Dataset records:
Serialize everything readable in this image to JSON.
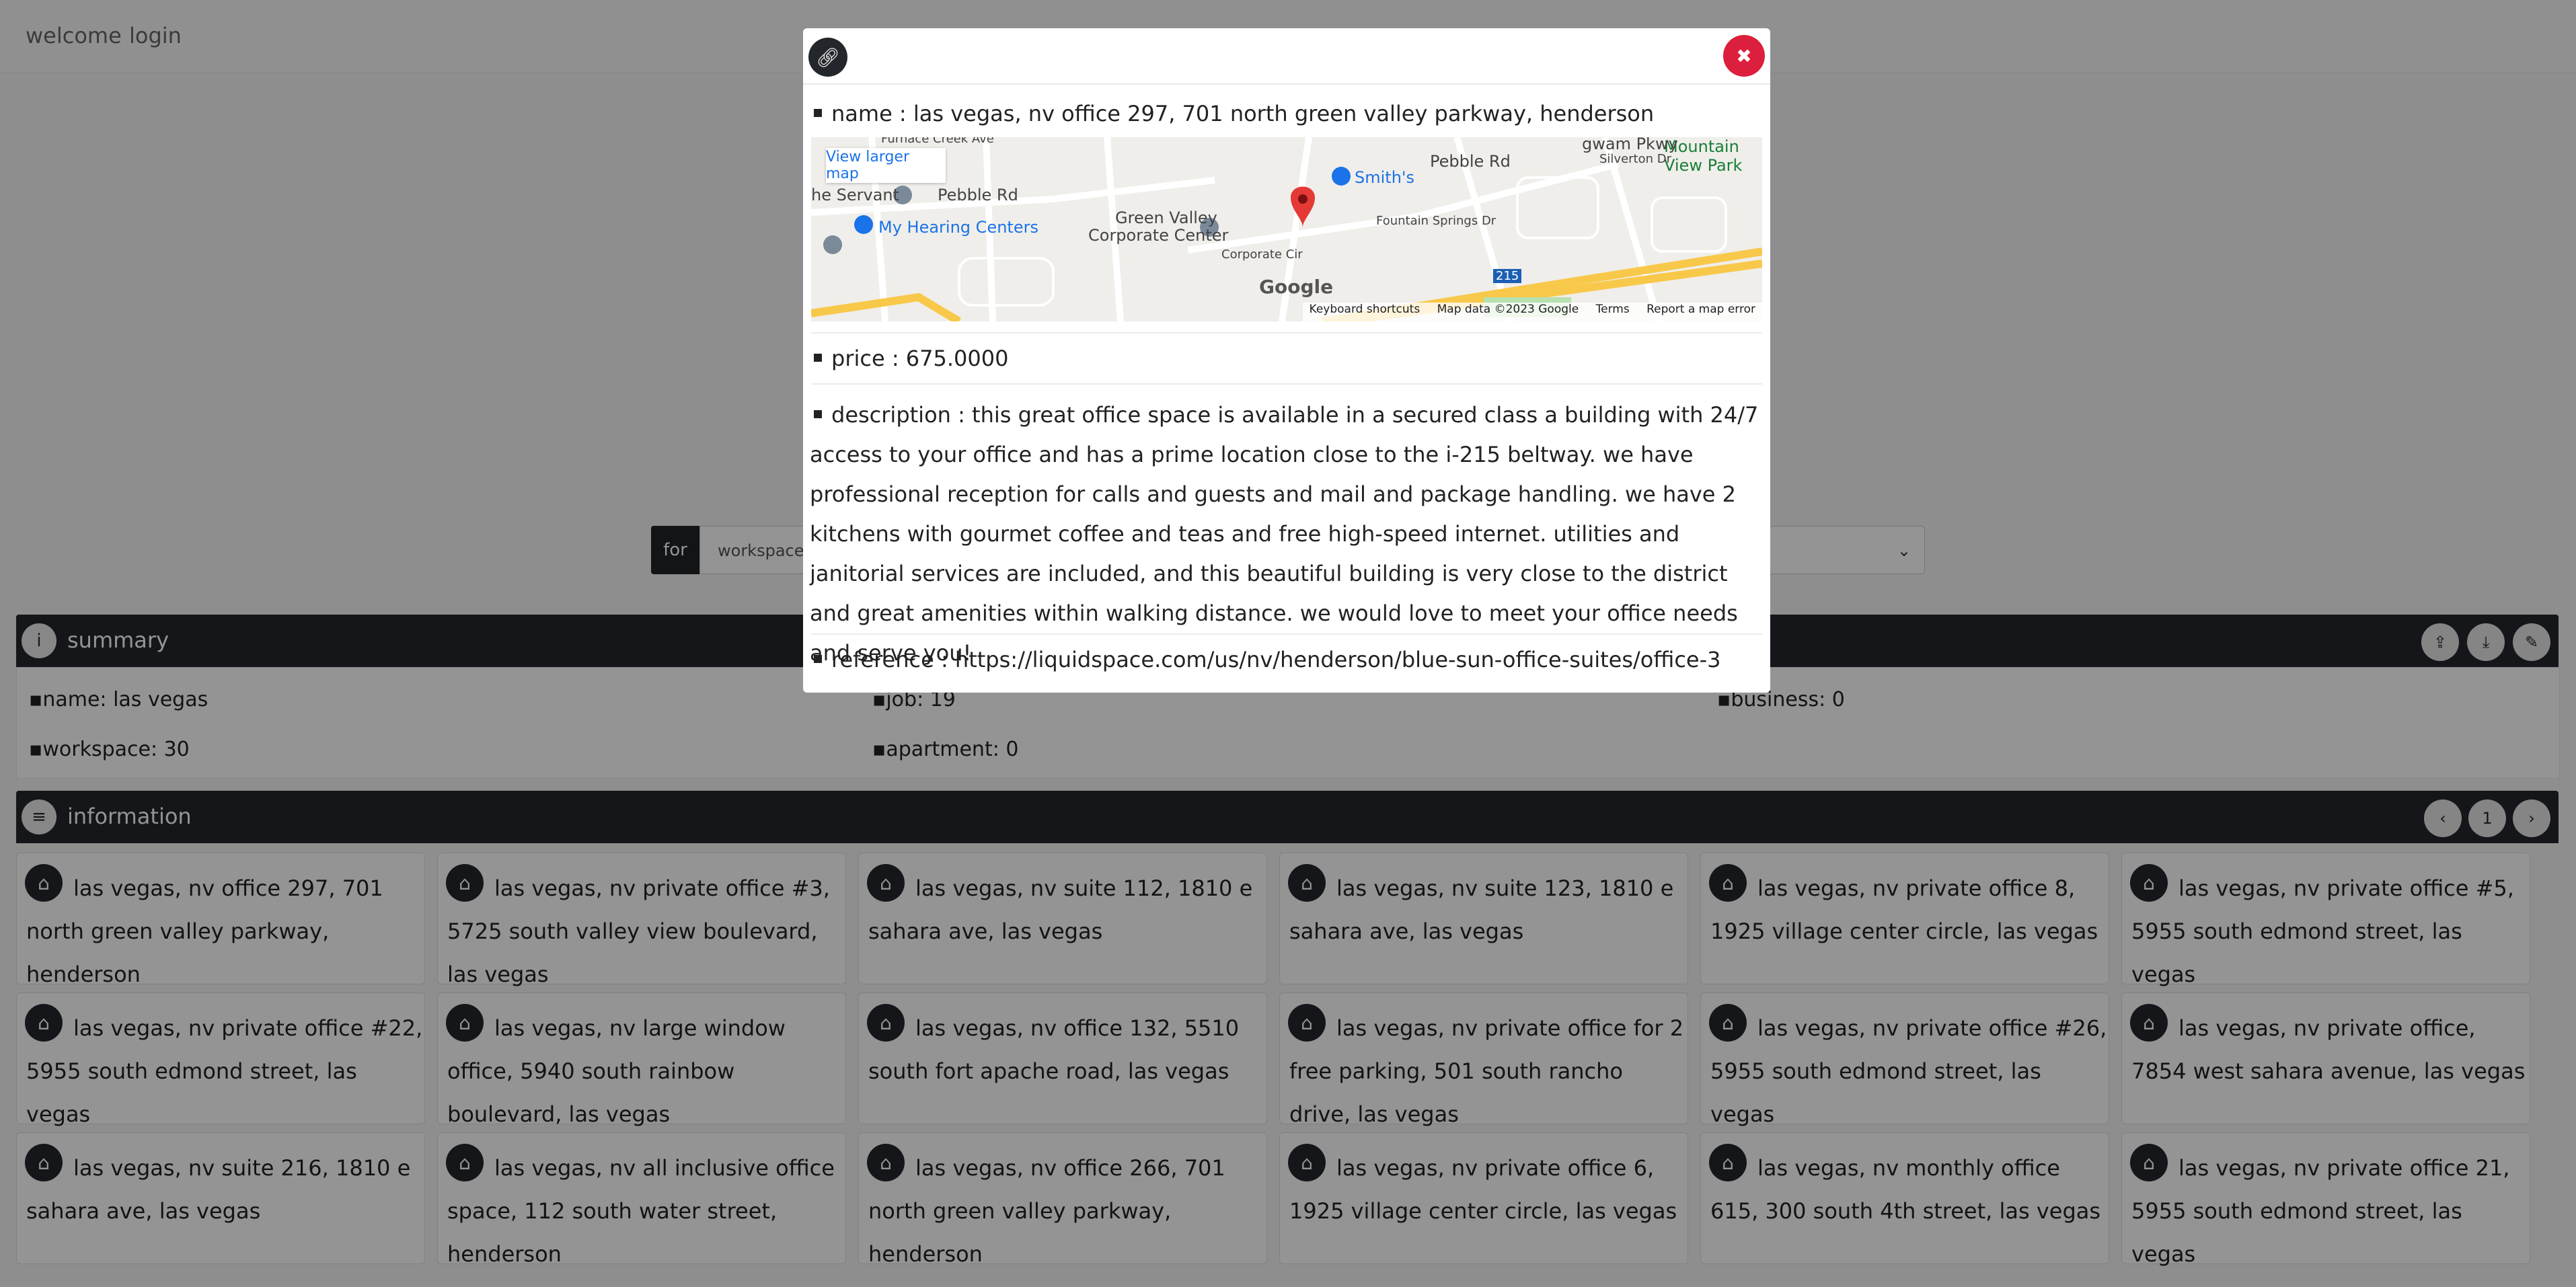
{
  "nav": {
    "welcome": "welcome",
    "login": "login"
  },
  "search": {
    "for_label": "for",
    "type_value": "workspaces"
  },
  "summary": {
    "title": "summary",
    "items": {
      "name": "name: las vegas",
      "job": "job: 19",
      "business": "business: 0",
      "workspace": "workspace: 30",
      "apartment": "apartment: 0"
    }
  },
  "information": {
    "title": "information",
    "page": "1",
    "cards": [
      "las vegas, nv office 297, 701 north green valley parkway, henderson",
      "las vegas, nv private office #3, 5725 south valley view boulevard, las vegas",
      "las vegas, nv suite 112, 1810 e sahara ave, las vegas",
      "las vegas, nv suite 123, 1810 e sahara ave, las vegas",
      "las vegas, nv private office 8, 1925 village center circle, las vegas",
      "las vegas, nv private office #5, 5955 south edmond street, las vegas",
      "las vegas, nv private office #22, 5955 south edmond street, las vegas",
      "las vegas, nv large window office, 5940 south rainbow boulevard, las vegas",
      "las vegas, nv office 132, 5510 south fort apache road, las vegas",
      "las vegas, nv private office for 2 free parking, 501 south rancho drive, las vegas",
      "las vegas, nv private office #26, 5955 south edmond street, las vegas",
      "las vegas, nv private office, 7854 west sahara avenue, las vegas",
      "las vegas, nv suite 216, 1810 e sahara ave, las vegas",
      "las vegas, nv all inclusive office space, 112 south water street, henderson",
      "las vegas, nv office 266, 701 north green valley parkway, henderson",
      "las vegas, nv private office 6, 1925 village center circle, las vegas",
      "las vegas, nv monthly office 615, 300 south 4th street, las vegas",
      "las vegas, nv private office 21, 5955 south edmond street, las vegas"
    ]
  },
  "modal": {
    "name": "name : las vegas, nv office 297, 701 north green valley parkway, henderson",
    "price": "price : 675.0000",
    "description": "description : this great office space is available in a secured class a building with 24/7 access to your office and has a prime location close to the i-215 beltway. we have professional reception for calls and guests and mail and package handling. we have 2 kitchens with gourmet coffee and teas and free high-speed internet. utilities and janitorial services are included, and this beautiful building is very close to the district and great amenities within walking distance. we would love to meet your office needs and serve you!",
    "reference": "reference : https://liquidspace.com/us/nv/henderson/blue-sun-office-suites/office-3",
    "close_symbol": "✖",
    "map": {
      "view_larger": "View larger map",
      "labels": {
        "furnace": "Furnace Creek Ave",
        "pebble1": "Pebble Rd",
        "pebble2": "Pebble Rd",
        "servant": "he Servant",
        "hearing": "My Hearing Centers",
        "gv": "Green Valley",
        "gv2": "Corporate Center",
        "corp_cir": "Corporate Cir",
        "smiths": "Smith's",
        "mountain": "Mountain",
        "mountain2": "View Park",
        "silverton": "Silverton Dr",
        "wigwam": "gwam Pkwy",
        "fountain": "Fountain Springs Dr",
        "highway": "215"
      },
      "google": "Google",
      "footer": [
        "Keyboard shortcuts",
        "Map data ©2023 Google",
        "Terms",
        "Report a map error"
      ]
    }
  },
  "colors": {
    "dark": "#23272b",
    "close": "#dc1f3c",
    "link_blue": "#1a73e8",
    "pin_red": "#e53935"
  }
}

WHAT IS BEING ASKED: Print the full listing exactly, dropping the pictures.

SOLUTION FOR THIS PROBLEM:
Serialize everything readable in this image to JSON.
{
  "nav": {
    "welcome": "welcome",
    "login": "login"
  },
  "search": {
    "for_label": "for",
    "type_value": "workspaces"
  },
  "summary": {
    "title": "summary",
    "items": {
      "name": "name: las vegas",
      "job": "job: 19",
      "business": "business: 0",
      "workspace": "workspace: 30",
      "apartment": "apartment: 0"
    }
  },
  "information": {
    "title": "information",
    "page": "1",
    "cards": [
      "las vegas, nv office 297, 701 north green valley parkway, henderson",
      "las vegas, nv private office #3, 5725 south valley view boulevard, las vegas",
      "las vegas, nv suite 112, 1810 e sahara ave, las vegas",
      "las vegas, nv suite 123, 1810 e sahara ave, las vegas",
      "las vegas, nv private office 8, 1925 village center circle, las vegas",
      "las vegas, nv private office #5, 5955 south edmond street, las vegas",
      "las vegas, nv private office #22, 5955 south edmond street, las vegas",
      "las vegas, nv large window office, 5940 south rainbow boulevard, las vegas",
      "las vegas, nv office 132, 5510 south fort apache road, las vegas",
      "las vegas, nv private office for 2 free parking, 501 south rancho drive, las vegas",
      "las vegas, nv private office #26, 5955 south edmond street, las vegas",
      "las vegas, nv private office, 7854 west sahara avenue, las vegas",
      "las vegas, nv suite 216, 1810 e sahara ave, las vegas",
      "las vegas, nv all inclusive office space, 112 south water street, henderson",
      "las vegas, nv office 266, 701 north green valley parkway, henderson",
      "las vegas, nv private office 6, 1925 village center circle, las vegas",
      "las vegas, nv monthly office 615, 300 south 4th street, las vegas",
      "las vegas, nv private office 21, 5955 south edmond street, las vegas"
    ]
  },
  "modal": {
    "name": "name : las vegas, nv office 297, 701 north green valley parkway, henderson",
    "price": "price : 675.0000",
    "description": "description : this great office space is available in a secured class a building with 24/7 access to your office and has a prime location close to the i-215 beltway. we have professional reception for calls and guests and mail and package handling. we have 2 kitchens with gourmet coffee and teas and free high-speed internet. utilities and janitorial services are included, and this beautiful building is very close to the district and great amenities within walking distance. we would love to meet your office needs and serve you!",
    "reference": "reference : https://liquidspace.com/us/nv/henderson/blue-sun-office-suites/office-3",
    "close_symbol": "✖",
    "map": {
      "view_larger": "View larger map",
      "labels": {
        "furnace": "Furnace Creek Ave",
        "pebble1": "Pebble Rd",
        "pebble2": "Pebble Rd",
        "servant": "he Servant",
        "hearing": "My Hearing Centers",
        "gv": "Green Valley",
        "gv2": "Corporate Center",
        "corp_cir": "Corporate Cir",
        "smiths": "Smith's",
        "mountain": "Mountain",
        "mountain2": "View Park",
        "silverton": "Silverton Dr",
        "wigwam": "gwam Pkwy",
        "fountain": "Fountain Springs Dr",
        "highway": "215"
      },
      "google": "Google",
      "footer": [
        "Keyboard shortcuts",
        "Map data ©2023 Google",
        "Terms",
        "Report a map error"
      ]
    }
  },
  "colors": {
    "dark": "#23272b",
    "close": "#dc1f3c",
    "link_blue": "#1a73e8",
    "pin_red": "#e53935"
  }
}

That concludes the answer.